▶ PROMPT A: List the usernames that appear in the post headings of the forum thread below.
**** PAGE ****
All I can say is I felt so proud of him, I felt safe and I honestly think that he was protecting me. He got more hugs, kisses and treats last night than he usually gets.


----------



## StellaSquash (Apr 22, 2010)

isn't it amazing how dogs can read energy?

(I don't mean to sound like cesar. lol)


----------



## GSDBESTK9 (Mar 26, 2002)

I believe dogs can sense things. My Sam is the biggest lover boy, every stranger is his friend.  But there has been a few times where he has growled and barked at someone suspicious. He also alerted me one night (in the middle of the night) when my neighbor's car tires where being slashed.  He woke me up with a low but steady growl.


----------



## Mrs.K (Jul 14, 2009)

My dad likes calling it protection drive and pretty much every GSD has it. Even Yukon has it and he brought up the courage to growl at a stranger at night.


----------



## txbwj (May 2, 2010)

Good for Sinister, amazing how well our GSD can feel our apprehension and act on that.


----------



## Lilie (Feb 3, 2010)

Good for Sin! It must make you feel just a little more at ease knowing he has your back. I think he was protecting you. He sensed something about the crack heads and wanted to let them know that he was having none of it. What a good boy! :wub:


----------



## GSD MOM (Apr 21, 2010)
**** DATA EXTRACT ****
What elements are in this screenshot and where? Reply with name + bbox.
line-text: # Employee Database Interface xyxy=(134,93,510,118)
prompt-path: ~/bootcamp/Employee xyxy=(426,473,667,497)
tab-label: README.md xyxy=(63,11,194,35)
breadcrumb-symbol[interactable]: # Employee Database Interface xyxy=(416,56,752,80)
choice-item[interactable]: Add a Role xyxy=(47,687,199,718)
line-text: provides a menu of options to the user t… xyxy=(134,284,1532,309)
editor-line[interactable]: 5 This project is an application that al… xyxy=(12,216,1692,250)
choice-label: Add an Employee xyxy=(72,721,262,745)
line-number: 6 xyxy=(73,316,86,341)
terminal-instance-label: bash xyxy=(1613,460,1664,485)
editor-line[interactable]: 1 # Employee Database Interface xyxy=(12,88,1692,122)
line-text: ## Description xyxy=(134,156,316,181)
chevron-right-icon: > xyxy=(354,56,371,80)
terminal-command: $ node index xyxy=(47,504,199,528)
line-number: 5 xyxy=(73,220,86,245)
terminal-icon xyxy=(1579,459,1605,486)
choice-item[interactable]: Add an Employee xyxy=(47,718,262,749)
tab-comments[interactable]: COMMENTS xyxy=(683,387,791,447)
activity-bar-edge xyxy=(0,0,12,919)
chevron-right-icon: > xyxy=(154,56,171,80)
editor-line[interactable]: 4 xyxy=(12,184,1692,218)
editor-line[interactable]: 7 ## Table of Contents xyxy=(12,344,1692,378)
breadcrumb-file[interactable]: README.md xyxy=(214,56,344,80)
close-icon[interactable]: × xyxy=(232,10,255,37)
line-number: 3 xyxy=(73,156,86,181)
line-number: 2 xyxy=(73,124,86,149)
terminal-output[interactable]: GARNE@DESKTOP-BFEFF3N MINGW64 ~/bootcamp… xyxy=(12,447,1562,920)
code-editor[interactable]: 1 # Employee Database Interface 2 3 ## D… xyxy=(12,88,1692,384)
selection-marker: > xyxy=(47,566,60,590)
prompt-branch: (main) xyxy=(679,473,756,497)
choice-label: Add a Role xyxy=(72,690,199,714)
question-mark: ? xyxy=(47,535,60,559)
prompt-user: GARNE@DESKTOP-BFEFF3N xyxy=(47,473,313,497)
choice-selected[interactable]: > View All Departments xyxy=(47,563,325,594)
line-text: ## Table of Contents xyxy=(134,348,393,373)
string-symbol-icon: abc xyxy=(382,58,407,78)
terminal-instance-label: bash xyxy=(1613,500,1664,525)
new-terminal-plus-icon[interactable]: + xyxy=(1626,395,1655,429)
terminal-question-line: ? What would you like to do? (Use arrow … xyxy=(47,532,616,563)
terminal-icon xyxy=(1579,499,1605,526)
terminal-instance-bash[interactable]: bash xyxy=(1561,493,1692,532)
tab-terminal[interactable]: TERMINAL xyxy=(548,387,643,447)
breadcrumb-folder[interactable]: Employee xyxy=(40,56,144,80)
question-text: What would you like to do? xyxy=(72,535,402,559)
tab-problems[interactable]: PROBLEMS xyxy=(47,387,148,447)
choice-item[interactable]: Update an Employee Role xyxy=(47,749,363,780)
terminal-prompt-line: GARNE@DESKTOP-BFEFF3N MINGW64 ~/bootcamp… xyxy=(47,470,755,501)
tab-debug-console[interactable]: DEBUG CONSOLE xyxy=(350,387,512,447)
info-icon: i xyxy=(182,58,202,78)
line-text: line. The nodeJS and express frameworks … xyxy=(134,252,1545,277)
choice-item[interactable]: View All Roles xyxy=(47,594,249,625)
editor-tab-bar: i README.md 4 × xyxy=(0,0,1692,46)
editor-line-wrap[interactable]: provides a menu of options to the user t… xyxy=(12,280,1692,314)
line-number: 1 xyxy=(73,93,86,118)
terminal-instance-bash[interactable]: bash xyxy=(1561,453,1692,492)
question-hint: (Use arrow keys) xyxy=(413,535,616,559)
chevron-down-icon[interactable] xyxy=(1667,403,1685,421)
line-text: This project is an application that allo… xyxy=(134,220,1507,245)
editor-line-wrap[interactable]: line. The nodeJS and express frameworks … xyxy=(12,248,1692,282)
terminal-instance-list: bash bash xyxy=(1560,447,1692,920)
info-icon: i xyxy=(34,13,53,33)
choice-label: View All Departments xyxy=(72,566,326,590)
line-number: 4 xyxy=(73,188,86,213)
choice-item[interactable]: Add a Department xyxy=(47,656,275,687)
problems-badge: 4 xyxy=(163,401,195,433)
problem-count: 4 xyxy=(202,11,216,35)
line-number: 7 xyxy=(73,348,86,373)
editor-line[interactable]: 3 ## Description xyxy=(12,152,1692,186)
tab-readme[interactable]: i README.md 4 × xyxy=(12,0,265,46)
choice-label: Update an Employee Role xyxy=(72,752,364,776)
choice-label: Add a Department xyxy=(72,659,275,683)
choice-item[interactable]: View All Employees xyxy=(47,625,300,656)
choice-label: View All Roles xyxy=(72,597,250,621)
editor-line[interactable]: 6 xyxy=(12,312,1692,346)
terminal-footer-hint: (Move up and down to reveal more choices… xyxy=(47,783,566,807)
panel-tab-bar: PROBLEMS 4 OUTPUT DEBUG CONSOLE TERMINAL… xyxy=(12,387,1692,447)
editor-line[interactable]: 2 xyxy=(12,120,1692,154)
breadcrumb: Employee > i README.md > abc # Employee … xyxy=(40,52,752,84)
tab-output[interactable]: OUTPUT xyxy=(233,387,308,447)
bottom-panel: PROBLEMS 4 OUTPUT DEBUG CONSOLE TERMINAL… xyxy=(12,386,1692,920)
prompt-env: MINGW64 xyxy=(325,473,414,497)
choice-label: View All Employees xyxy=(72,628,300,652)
****
▶ PROMPT B: Render the entries above as a numbered list, from their first line up to and including the line with "choice-item[interactable]: Add a Role", skipping any blank lines.

▶ RIGHT ANSWER A:
StellaSquash
GSDBESTK9
Mrs.K
txbwj
Lilie
GSD MOM

▶ RIGHT ANSWER B:
1. What elements are in this screenshot and where? Reply with name + bbox.
2. line-text: # Employee Database Interface xyxy=(134,93,510,118)
3. prompt-path: ~/bootcamp/Employee xyxy=(426,473,667,497)
4. tab-label: README.md xyxy=(63,11,194,35)
5. breadcrumb-symbol[interactable]: # Employee Database Interface xyxy=(416,56,752,80)
6. choice-item[interactable]: Add a Role xyxy=(47,687,199,718)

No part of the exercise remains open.